Exercise aim → Of the lines in the records that follow, how many include the word "European"? Answer with a bare number.

Records from a collection

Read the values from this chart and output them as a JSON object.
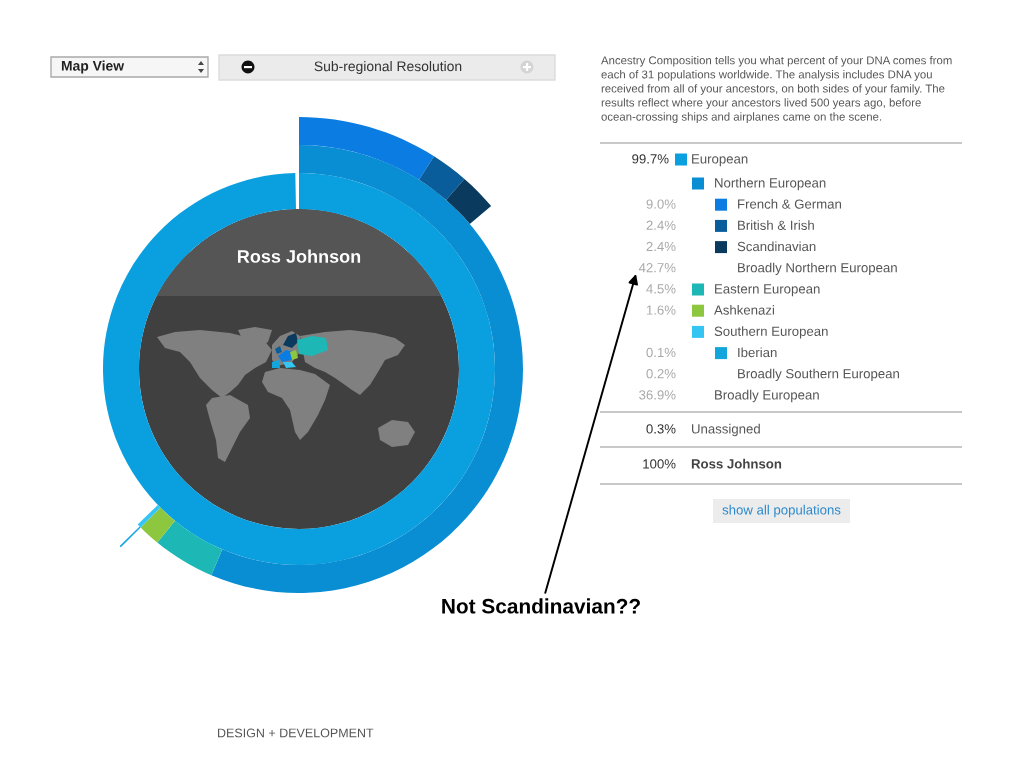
{
  "chart_data": {
    "type": "donut",
    "title": "Ross Johnson",
    "subtitle": "Ancestry Composition tells you what percent of your DNA comes from\neach of 31 populations worldwide. The analysis includes DNA you\nreceived from all of your ancestors, on both sides of your family. The\nresults reflect where your ancestors lived 500 years ago, before\nocean-crossing ships and airplanes came on the scene.",
    "categories": [
      "European",
      "Northern European",
      "French & German",
      "British & Irish",
      "Scandinavian",
      "Broadly Northern European",
      "Eastern European",
      "Ashkenazi",
      "Southern European",
      "Iberian",
      "Broadly Southern European",
      "Broadly European",
      "Unassigned"
    ],
    "series": [
      {
        "values": [
          99.7,
          null,
          null,
          null,
          null,
          null,
          null,
          null,
          null,
          null,
          null,
          null,
          null
        ],
        "colors": [
          "#0a9fdf",
          null,
          null,
          null,
          null,
          null,
          null,
          null,
          null,
          null,
          null,
          null,
          null
        ],
        "value_labels": [
          "99.7%",
          null,
          null,
          null,
          null,
          null,
          null,
          null,
          null,
          null,
          null,
          null,
          null
        ]
      },
      {
        "values": [
          null,
          56.4,
          null,
          null,
          null,
          null,
          4.5,
          1.6,
          0.3,
          null,
          null,
          null,
          null
        ],
        "colors": [
          null,
          "#0a8ed3",
          null,
          null,
          null,
          null,
          "#1db8b5",
          "#8dc63f",
          "#35c5f3",
          null,
          null,
          null,
          null
        ],
        "value_labels": [
          null,
          null,
          null,
          null,
          null,
          null,
          "4.5%",
          "1.6%",
          null,
          null,
          null,
          null,
          null
        ]
      },
      {
        "values": [
          null,
          null,
          9.0,
          2.4,
          2.4,
          null,
          null,
          null,
          null,
          0.1,
          null,
          null,
          null
        ],
        "colors": [
          null,
          null,
          "#0b7ce2",
          "#0a5d9b",
          "#0b3a5f",
          null,
          null,
          null,
          null,
          "#13a6dc",
          null,
          null,
          null
        ],
        "value_labels": [
          null,
          null,
          "9.0%",
          "2.4%",
          "2.4%",
          null,
          null,
          null,
          null,
          "0.1%",
          null,
          null,
          null
        ]
      }
    ],
    "value_labels": [
      null,
      null,
      null,
      null,
      null,
      "42.7%",
      null,
      null,
      null,
      null,
      "0.2%",
      "36.9%",
      "0.3%"
    ],
    "totals": [
      "100%"
    ],
    "legend": "right",
    "annotations": [
      "Map View",
      "Sub-regional Resolution",
      "show all populations",
      "Not Scandinavian??",
      "DESIGN + DEVELOPMENT"
    ]
  }
}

Answer → 7